-- Begin --

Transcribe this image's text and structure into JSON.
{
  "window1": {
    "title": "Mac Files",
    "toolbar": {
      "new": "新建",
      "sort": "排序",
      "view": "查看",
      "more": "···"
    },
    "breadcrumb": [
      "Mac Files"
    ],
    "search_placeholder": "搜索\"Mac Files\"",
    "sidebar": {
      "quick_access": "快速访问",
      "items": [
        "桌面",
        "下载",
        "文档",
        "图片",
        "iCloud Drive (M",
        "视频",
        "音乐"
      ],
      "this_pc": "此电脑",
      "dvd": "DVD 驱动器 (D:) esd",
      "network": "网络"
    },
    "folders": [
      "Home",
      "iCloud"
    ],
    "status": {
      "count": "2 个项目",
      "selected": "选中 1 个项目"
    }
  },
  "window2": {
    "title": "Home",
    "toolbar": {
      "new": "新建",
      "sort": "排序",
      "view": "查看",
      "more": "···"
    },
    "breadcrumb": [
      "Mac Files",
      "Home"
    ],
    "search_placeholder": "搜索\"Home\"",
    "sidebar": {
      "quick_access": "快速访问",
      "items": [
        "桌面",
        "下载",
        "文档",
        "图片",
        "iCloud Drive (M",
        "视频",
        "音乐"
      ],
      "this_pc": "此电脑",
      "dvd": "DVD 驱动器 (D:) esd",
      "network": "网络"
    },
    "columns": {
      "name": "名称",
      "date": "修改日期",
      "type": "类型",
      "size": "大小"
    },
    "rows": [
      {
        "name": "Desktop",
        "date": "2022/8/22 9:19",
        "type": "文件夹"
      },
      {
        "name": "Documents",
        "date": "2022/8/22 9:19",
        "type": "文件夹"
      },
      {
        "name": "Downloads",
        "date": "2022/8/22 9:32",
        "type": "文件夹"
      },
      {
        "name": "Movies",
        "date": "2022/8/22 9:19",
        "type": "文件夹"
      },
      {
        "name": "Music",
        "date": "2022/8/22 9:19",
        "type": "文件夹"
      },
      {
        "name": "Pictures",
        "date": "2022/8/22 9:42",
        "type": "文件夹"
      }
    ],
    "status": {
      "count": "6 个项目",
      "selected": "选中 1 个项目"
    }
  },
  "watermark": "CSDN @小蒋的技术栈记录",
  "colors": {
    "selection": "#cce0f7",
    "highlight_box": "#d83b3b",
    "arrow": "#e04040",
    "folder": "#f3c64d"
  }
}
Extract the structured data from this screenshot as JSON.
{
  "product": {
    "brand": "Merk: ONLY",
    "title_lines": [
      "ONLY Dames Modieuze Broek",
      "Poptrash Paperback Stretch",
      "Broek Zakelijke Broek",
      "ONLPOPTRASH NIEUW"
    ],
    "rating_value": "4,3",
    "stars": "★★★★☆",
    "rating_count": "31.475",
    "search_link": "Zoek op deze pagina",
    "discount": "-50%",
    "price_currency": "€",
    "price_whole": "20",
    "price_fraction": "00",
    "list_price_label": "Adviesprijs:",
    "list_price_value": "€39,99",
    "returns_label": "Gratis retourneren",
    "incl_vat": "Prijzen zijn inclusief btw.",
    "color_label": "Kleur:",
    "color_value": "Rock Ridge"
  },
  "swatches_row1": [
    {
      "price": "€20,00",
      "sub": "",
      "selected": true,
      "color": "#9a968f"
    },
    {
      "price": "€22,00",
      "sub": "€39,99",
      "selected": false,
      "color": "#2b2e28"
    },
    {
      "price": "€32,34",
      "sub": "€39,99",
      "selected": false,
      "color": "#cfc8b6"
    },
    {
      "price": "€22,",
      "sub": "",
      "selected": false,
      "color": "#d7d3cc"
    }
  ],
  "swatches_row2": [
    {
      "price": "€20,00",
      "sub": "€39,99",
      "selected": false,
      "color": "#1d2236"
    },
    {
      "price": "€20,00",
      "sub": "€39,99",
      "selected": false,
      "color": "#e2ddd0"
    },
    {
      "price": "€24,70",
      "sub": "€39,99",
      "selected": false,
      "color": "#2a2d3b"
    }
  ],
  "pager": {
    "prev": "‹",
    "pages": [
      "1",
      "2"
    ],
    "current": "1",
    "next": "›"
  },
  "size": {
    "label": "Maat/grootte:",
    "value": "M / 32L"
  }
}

-- End --
-- Begin --

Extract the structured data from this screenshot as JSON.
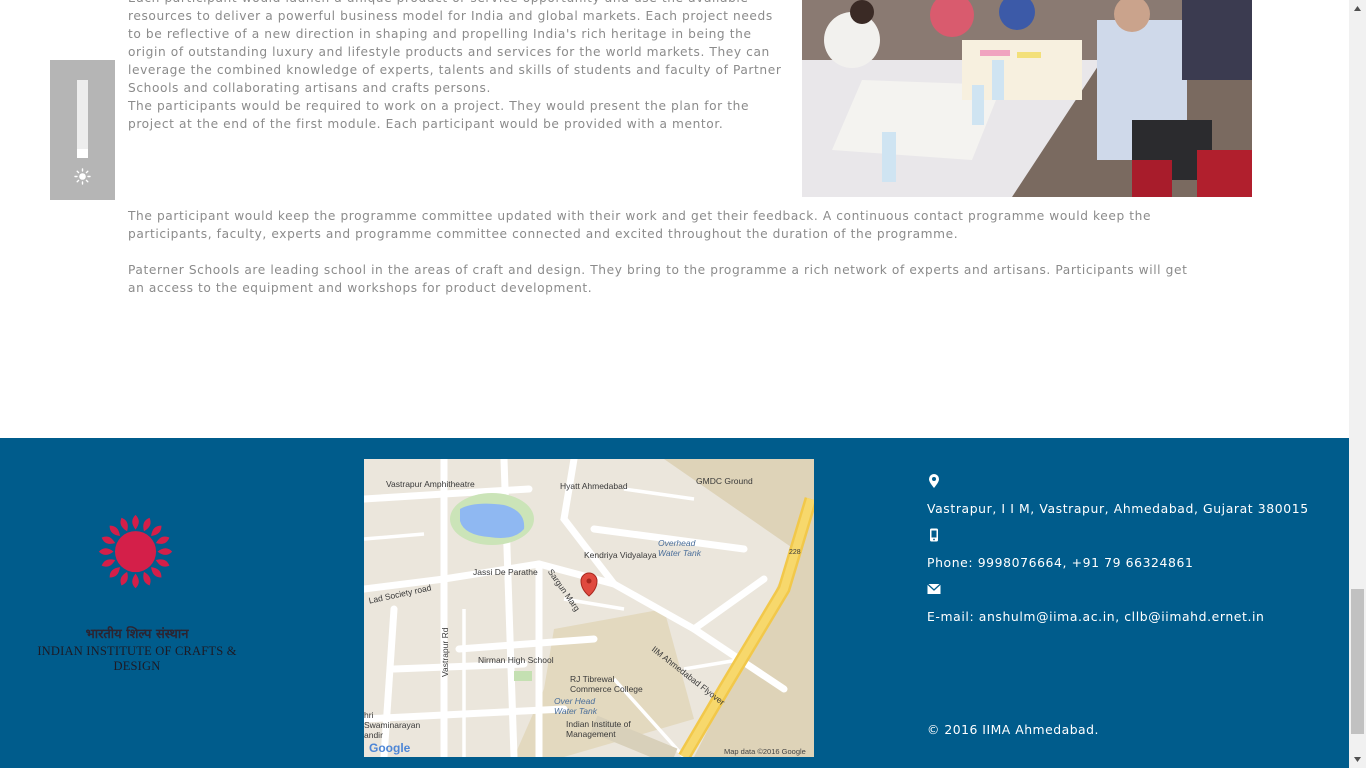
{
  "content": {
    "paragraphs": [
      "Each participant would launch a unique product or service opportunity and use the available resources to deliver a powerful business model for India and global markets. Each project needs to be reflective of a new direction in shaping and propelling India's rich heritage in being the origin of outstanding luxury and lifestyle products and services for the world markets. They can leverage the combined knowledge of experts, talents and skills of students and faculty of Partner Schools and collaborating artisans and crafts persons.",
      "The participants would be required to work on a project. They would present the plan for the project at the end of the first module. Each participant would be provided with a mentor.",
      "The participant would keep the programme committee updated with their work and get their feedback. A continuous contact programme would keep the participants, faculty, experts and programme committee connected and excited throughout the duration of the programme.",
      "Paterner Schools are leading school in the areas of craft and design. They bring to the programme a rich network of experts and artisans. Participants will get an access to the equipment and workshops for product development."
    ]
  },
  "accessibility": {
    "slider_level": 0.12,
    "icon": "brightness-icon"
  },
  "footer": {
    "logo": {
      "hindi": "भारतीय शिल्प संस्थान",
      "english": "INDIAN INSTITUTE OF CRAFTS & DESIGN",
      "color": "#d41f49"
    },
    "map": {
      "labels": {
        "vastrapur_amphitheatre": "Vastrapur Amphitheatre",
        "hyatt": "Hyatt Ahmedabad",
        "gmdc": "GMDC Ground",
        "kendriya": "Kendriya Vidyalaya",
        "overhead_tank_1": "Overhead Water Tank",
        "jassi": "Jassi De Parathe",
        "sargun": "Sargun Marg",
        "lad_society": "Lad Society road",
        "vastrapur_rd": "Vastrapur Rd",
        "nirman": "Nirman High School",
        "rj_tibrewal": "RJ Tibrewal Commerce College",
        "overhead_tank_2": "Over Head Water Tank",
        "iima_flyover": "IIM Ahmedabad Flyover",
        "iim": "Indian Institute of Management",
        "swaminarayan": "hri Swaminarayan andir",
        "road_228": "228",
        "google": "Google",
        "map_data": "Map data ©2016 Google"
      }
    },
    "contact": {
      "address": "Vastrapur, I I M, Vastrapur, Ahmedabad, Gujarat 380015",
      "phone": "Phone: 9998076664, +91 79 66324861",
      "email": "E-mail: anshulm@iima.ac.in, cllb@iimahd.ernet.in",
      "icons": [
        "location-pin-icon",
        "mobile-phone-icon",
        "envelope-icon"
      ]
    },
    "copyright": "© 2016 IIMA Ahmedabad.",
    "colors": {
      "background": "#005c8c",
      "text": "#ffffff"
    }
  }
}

-- End --

Filter the records above and return every line that holds the word "would".

■ ANSWER TO THIS PROBLEM ■
      "Each participant would launch a unique product or service opportunity and use the available resources to deliver a powerful business model for India and global markets. Each project needs to be reflective of a new direction in shaping and propelling India's rich heritage in being the origin of outstanding luxury and lifestyle products and services for the world markets. They can leverage the combined knowledge of experts, talents and skills of students and faculty of Partner Schools and collaborating artisans and crafts persons.",
      "The participants would be required to work on a project. They would present the plan for the project at the end of the first module. Each participant would be provided with a mentor.",
      "The participant would keep the programme committee updated with their work and get their feedback. A continuous contact programme would keep the participants, faculty, experts and programme committee connected and excited throughout the duration of the programme.",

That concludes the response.